Data records:
----

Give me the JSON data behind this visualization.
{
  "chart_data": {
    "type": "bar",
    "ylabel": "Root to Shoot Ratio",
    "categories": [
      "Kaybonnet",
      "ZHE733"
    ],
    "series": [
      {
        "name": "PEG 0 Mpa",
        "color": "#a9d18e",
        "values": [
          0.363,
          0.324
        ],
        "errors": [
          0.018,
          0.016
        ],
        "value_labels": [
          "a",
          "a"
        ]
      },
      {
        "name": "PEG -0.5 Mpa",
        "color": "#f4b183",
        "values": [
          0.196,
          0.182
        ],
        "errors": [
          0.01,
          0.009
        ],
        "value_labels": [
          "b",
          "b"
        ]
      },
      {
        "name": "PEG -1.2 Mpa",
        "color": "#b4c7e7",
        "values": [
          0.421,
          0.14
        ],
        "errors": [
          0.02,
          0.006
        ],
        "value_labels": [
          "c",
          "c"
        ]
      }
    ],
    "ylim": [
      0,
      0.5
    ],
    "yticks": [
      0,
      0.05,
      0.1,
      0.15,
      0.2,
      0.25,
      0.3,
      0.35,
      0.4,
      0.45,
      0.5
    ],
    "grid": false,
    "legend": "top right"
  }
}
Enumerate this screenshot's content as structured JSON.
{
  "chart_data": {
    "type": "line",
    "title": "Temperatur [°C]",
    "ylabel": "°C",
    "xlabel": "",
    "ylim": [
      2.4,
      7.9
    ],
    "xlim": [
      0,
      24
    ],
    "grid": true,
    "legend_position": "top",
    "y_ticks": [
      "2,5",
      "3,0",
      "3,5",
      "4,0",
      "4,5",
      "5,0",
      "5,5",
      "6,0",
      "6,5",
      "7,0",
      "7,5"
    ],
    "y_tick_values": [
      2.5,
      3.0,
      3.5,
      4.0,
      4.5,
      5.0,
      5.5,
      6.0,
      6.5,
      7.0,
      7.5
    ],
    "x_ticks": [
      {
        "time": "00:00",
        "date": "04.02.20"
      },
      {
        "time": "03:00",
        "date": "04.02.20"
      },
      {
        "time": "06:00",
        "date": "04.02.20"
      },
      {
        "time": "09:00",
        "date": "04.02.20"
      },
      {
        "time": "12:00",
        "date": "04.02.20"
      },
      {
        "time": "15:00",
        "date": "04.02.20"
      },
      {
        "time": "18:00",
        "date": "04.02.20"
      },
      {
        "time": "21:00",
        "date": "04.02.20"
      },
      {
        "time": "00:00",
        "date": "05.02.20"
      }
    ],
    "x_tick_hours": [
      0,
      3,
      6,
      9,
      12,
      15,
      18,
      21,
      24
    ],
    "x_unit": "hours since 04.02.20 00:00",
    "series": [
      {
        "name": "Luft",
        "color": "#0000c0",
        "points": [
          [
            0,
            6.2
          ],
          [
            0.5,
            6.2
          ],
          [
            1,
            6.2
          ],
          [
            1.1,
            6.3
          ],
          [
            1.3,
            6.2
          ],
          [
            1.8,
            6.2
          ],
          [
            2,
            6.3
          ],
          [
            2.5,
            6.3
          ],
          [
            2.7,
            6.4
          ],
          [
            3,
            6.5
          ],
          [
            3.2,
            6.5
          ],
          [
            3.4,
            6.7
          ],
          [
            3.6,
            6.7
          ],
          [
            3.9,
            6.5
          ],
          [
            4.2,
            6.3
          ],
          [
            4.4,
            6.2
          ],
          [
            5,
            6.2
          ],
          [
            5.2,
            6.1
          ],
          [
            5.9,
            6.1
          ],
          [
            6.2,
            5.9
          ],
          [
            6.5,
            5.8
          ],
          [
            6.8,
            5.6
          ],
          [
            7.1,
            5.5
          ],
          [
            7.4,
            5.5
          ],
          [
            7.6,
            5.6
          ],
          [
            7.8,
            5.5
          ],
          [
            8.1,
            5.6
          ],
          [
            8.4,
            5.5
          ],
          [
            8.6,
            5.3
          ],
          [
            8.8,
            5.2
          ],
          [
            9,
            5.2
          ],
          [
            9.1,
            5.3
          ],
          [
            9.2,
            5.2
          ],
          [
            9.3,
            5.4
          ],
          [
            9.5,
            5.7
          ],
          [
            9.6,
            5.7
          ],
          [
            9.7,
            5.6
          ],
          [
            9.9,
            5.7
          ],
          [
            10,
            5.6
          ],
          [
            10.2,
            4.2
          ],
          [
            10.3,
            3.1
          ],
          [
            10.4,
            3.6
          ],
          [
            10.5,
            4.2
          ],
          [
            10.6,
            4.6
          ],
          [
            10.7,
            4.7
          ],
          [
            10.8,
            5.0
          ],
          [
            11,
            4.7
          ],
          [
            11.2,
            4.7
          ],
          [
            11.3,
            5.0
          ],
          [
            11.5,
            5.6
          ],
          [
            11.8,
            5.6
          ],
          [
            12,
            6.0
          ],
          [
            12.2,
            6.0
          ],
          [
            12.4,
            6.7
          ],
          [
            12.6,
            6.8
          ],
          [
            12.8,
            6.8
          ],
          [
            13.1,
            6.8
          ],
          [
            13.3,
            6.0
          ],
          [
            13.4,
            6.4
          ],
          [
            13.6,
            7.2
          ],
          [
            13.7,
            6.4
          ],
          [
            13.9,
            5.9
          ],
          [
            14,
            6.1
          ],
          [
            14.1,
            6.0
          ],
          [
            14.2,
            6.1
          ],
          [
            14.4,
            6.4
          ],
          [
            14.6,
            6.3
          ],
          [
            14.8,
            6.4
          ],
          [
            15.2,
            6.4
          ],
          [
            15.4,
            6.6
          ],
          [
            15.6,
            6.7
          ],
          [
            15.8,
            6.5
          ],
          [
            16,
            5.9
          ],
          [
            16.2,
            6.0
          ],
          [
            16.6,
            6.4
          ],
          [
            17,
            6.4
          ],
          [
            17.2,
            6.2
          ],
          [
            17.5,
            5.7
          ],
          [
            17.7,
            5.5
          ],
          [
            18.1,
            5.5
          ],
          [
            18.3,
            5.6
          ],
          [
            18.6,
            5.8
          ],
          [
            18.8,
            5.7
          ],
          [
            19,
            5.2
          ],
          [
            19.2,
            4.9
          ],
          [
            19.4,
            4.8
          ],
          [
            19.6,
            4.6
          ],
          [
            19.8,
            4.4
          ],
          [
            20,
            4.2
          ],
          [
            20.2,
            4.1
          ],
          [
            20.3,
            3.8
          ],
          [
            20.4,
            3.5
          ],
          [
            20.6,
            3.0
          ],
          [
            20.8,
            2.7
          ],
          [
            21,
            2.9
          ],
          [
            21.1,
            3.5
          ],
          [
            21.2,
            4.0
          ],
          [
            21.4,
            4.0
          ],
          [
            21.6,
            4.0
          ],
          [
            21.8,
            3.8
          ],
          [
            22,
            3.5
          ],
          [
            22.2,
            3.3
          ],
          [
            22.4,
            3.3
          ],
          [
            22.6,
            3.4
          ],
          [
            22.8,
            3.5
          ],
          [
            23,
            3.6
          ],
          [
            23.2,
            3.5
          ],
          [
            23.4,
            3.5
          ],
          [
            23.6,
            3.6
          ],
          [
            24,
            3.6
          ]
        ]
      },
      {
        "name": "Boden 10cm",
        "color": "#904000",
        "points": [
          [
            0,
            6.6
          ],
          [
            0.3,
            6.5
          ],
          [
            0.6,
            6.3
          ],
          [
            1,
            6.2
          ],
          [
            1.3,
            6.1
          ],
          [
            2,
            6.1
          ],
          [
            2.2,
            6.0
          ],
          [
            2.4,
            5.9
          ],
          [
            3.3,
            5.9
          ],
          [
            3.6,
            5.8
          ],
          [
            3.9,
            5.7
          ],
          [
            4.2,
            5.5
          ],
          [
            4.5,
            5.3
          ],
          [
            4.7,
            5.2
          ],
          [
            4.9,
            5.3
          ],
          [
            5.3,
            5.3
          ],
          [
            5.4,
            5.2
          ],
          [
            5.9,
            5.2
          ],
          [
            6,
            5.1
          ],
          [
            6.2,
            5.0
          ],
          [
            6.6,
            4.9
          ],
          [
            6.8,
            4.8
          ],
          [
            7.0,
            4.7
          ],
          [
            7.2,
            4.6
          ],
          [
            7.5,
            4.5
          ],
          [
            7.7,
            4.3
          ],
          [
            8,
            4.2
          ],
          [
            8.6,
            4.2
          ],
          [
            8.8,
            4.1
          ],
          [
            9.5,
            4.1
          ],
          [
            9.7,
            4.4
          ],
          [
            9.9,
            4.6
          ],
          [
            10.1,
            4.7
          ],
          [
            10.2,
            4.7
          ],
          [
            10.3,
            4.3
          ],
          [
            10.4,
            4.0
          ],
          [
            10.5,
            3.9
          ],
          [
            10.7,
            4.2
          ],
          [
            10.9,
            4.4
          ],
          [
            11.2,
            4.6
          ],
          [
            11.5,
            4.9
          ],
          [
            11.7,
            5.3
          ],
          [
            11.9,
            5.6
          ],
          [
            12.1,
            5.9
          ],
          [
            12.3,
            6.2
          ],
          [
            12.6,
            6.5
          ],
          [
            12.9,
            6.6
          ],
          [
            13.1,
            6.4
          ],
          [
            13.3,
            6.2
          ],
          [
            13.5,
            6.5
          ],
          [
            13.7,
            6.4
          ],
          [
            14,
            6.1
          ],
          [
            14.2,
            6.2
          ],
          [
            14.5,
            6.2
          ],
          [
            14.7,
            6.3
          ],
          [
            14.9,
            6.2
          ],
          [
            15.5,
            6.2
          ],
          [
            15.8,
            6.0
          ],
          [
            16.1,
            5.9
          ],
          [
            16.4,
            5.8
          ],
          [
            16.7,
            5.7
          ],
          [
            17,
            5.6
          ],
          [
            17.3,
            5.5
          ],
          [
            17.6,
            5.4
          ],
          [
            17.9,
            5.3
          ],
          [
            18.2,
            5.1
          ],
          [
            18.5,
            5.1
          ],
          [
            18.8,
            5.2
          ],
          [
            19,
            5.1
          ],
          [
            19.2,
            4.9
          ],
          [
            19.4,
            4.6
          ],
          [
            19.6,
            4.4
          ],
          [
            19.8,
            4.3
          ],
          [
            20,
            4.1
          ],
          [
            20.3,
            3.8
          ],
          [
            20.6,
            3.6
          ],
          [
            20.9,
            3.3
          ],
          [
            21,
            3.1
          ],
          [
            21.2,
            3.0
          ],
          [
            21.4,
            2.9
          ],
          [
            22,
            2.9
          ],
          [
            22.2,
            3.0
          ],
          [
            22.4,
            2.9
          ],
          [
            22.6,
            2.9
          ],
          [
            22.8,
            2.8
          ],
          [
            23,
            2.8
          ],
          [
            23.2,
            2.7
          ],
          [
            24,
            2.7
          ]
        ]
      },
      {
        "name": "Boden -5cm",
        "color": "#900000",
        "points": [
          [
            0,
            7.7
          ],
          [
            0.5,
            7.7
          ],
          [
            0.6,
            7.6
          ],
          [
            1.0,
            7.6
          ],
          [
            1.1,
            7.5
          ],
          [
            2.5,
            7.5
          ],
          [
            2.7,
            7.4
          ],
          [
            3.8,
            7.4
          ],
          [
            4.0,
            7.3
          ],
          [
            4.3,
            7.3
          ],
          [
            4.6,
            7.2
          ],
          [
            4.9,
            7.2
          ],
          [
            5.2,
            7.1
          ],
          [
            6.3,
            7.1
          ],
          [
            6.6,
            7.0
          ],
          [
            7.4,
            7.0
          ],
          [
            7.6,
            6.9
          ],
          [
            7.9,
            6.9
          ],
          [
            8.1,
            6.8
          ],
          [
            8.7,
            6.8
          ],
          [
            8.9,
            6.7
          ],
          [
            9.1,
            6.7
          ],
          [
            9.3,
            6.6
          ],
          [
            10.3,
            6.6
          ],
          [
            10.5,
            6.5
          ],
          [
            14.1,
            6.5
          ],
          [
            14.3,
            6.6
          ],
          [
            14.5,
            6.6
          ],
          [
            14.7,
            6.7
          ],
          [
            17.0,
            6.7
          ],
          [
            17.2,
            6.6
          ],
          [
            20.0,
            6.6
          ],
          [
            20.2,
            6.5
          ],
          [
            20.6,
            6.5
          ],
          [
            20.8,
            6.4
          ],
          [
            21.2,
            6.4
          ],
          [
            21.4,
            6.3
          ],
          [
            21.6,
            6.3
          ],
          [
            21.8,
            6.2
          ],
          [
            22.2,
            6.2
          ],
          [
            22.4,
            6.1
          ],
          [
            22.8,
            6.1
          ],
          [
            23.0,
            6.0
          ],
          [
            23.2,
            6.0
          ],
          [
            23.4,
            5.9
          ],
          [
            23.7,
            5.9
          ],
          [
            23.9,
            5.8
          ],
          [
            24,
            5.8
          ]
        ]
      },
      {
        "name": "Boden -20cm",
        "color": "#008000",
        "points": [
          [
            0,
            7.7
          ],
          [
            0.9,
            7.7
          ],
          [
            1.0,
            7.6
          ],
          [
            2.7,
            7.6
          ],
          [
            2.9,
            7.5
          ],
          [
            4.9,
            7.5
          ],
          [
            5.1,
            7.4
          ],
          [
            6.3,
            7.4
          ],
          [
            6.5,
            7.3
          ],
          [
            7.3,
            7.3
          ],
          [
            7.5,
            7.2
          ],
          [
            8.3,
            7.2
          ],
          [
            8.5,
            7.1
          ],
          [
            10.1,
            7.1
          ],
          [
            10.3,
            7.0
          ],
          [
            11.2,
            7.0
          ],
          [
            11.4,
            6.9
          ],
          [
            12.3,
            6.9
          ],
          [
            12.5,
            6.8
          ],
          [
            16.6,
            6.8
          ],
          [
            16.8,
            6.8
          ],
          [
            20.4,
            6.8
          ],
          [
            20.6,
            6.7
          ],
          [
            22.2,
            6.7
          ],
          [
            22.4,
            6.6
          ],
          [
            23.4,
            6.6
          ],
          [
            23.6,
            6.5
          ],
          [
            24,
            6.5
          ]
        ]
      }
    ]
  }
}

----

Stated exercise:
Return all lines with the word "time" in them.

Reply:
        "time": "00:00",
        "time": "03:00",
        "time": "06:00",
        "time": "09:00",
        "time": "12:00",
        "time": "15:00",
        "time": "18:00",
        "time": "21:00",
        "time": "00:00",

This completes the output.